═════ MATERIAL SUPPLIED ═════
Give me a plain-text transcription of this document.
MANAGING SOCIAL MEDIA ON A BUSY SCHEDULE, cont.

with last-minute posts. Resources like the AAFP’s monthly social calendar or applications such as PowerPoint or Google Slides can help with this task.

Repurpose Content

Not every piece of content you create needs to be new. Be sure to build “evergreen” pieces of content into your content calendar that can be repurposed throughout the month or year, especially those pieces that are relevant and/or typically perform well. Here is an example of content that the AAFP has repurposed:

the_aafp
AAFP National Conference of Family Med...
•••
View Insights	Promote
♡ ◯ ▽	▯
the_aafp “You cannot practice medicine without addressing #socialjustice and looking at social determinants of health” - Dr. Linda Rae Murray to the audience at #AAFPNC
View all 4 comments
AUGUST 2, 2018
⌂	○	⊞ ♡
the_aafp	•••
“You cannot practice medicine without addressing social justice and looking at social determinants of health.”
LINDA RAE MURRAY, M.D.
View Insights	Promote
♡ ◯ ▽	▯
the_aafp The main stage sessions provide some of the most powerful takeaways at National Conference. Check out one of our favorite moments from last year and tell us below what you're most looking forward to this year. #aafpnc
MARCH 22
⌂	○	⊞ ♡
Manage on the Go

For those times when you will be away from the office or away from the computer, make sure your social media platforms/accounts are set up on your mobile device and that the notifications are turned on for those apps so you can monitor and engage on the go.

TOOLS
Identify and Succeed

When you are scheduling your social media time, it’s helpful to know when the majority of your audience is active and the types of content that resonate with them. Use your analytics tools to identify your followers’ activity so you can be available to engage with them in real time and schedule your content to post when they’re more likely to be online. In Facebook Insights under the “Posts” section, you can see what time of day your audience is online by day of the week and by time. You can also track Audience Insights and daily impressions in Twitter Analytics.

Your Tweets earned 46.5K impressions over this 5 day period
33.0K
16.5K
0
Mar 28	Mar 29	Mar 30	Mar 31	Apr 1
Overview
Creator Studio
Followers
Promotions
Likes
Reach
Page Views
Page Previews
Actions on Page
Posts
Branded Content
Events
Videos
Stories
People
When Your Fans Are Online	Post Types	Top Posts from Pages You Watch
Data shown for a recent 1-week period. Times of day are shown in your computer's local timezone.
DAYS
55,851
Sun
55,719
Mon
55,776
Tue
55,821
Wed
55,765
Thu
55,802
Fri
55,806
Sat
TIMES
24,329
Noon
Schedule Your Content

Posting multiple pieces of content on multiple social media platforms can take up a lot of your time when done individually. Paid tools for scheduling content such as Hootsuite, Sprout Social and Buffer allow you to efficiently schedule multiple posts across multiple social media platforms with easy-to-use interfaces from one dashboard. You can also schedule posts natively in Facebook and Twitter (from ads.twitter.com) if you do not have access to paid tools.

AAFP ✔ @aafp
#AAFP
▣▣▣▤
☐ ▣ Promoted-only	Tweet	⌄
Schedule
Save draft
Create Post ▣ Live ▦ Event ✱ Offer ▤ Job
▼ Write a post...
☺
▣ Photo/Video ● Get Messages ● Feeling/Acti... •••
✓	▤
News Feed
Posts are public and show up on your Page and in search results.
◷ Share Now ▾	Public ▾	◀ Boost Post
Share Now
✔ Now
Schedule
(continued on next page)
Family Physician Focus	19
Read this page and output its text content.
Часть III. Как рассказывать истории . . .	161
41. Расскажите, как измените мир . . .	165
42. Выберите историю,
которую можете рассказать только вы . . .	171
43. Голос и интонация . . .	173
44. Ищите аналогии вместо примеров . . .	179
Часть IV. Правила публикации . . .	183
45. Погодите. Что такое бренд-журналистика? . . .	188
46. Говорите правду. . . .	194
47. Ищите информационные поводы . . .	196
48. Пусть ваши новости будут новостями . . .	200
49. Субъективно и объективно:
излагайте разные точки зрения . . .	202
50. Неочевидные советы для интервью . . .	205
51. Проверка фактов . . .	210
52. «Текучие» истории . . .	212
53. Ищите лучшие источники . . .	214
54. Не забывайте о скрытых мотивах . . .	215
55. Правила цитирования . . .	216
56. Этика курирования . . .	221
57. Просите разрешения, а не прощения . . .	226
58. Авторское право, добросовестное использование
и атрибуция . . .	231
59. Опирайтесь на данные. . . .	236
═════
• **WORK TO DO**
Repeat the whole listing exactly, keeping every line intact.

• **EXERCISE SOLUTION**
Give me a plain-text transcription of this document.
MANAGING SOCIAL MEDIA ON A BUSY SCHEDULE, cont.

with last-minute posts. Resources like the AAFP’s monthly social calendar or applications such as PowerPoint or Google Slides can help with this task.

Repurpose Content

Not every piece of content you create needs to be new. Be sure to build “evergreen” pieces of content into your content calendar that can be repurposed throughout the month or year, especially those pieces that are relevant and/or typically perform well. Here is an example of content that the AAFP has repurposed:

the_aafp
AAFP National Conference of Family Med...
•••
View Insights	Promote
♡ ◯ ▽	▯
the_aafp “You cannot practice medicine without addressing #socialjustice and looking at social determinants of health” - Dr. Linda Rae Murray to the audience at #AAFPNC
View all 4 comments
AUGUST 2, 2018
⌂	○	⊞ ♡
the_aafp	•••
“You cannot practice medicine without addressing social justice and looking at social determinants of health.”
LINDA RAE MURRAY, M.D.
View Insights	Promote
♡ ◯ ▽	▯
the_aafp The main stage sessions provide some of the most powerful takeaways at National Conference. Check out one of our favorite moments from last year and tell us below what you're most looking forward to this year. #aafpnc
MARCH 22
⌂	○	⊞ ♡
Manage on the Go

For those times when you will be away from the office or away from the computer, make sure your social media platforms/accounts are set up on your mobile device and that the notifications are turned on for those apps so you can monitor and engage on the go.

TOOLS
Identify and Succeed

When you are scheduling your social media time, it’s helpful to know when the majority of your audience is active and the types of content that resonate with them. Use your analytics tools to identify your followers’ activity so you can be available to engage with them in real time and schedule your content to post when they’re more likely to be online. In Facebook Insights under the “Posts” section, you can see what time of day your audience is online by day of the week and by time. You can also track Audience Insights and daily impressions in Twitter Analytics.

Your Tweets earned 46.5K impressions over this 5 day period
33.0K
16.5K
0
Mar 28	Mar 29	Mar 30	Mar 31	Apr 1
Overview
Creator Studio
Followers
Promotions
Likes
Reach
Page Views
Page Previews
Actions on Page
Posts
Branded Content
Events
Videos
Stories
People
When Your Fans Are Online	Post Types	Top Posts from Pages You Watch
Data shown for a recent 1-week period. Times of day are shown in your computer's local timezone.
DAYS
55,851
Sun
55,719
Mon
55,776
Tue
55,821
Wed
55,765
Thu
55,802
Fri
55,806
Sat
TIMES
24,329
Noon
Schedule Your Content

Posting multiple pieces of content on multiple social media platforms can take up a lot of your time when done individually. Paid tools for scheduling content such as Hootsuite, Sprout Social and Buffer allow you to efficiently schedule multiple posts across multiple social media platforms with easy-to-use interfaces from one dashboard. You can also schedule posts natively in Facebook and Twitter (from ads.twitter.com) if you do not have access to paid tools.

AAFP ✔ @aafp
#AAFP
▣▣▣▤
☐ ▣ Promoted-only	Tweet	⌄
Schedule
Save draft
Create Post ▣ Live ▦ Event ✱ Offer ▤ Job
▼ Write a post...
☺
▣ Photo/Video ● Get Messages ● Feeling/Acti... •••
✓	▤
News Feed
Posts are public and show up on your Page and in search results.
◷ Share Now ▾	Public ▾	◀ Boost Post
Share Now
✔ Now
Schedule
(continued on next page)
Family Physician Focus	19
Read this page and output its text content.
Часть III. Как рассказывать истории . . .	161
41. Расскажите, как измените мир . . .	165
42. Выберите историю,
которую можете рассказать только вы . . .	171
43. Голос и интонация . . .	173
44. Ищите аналогии вместо примеров . . .	179
Часть IV. Правила публикации . . .	183
45. Погодите. Что такое бренд-журналистика? . . .	188
46. Говорите правду. . . .	194
47. Ищите информационные поводы . . .	196
48. Пусть ваши новости будут новостями . . .	200
49. Субъективно и объективно:
излагайте разные точки зрения . . .	202
50. Неочевидные советы для интервью . . .	205
51. Проверка фактов . . .	210
52. «Текучие» истории . . .	212
53. Ищите лучшие источники . . .	214
54. Не забывайте о скрытых мотивах . . .	215
55. Правила цитирования . . .	216
56. Этика курирования . . .	221
57. Просите разрешения, а не прощения . . .	226
58. Авторское право, добросовестное использование
и атрибуция . . .	231
59. Опирайтесь на данные. . . .	236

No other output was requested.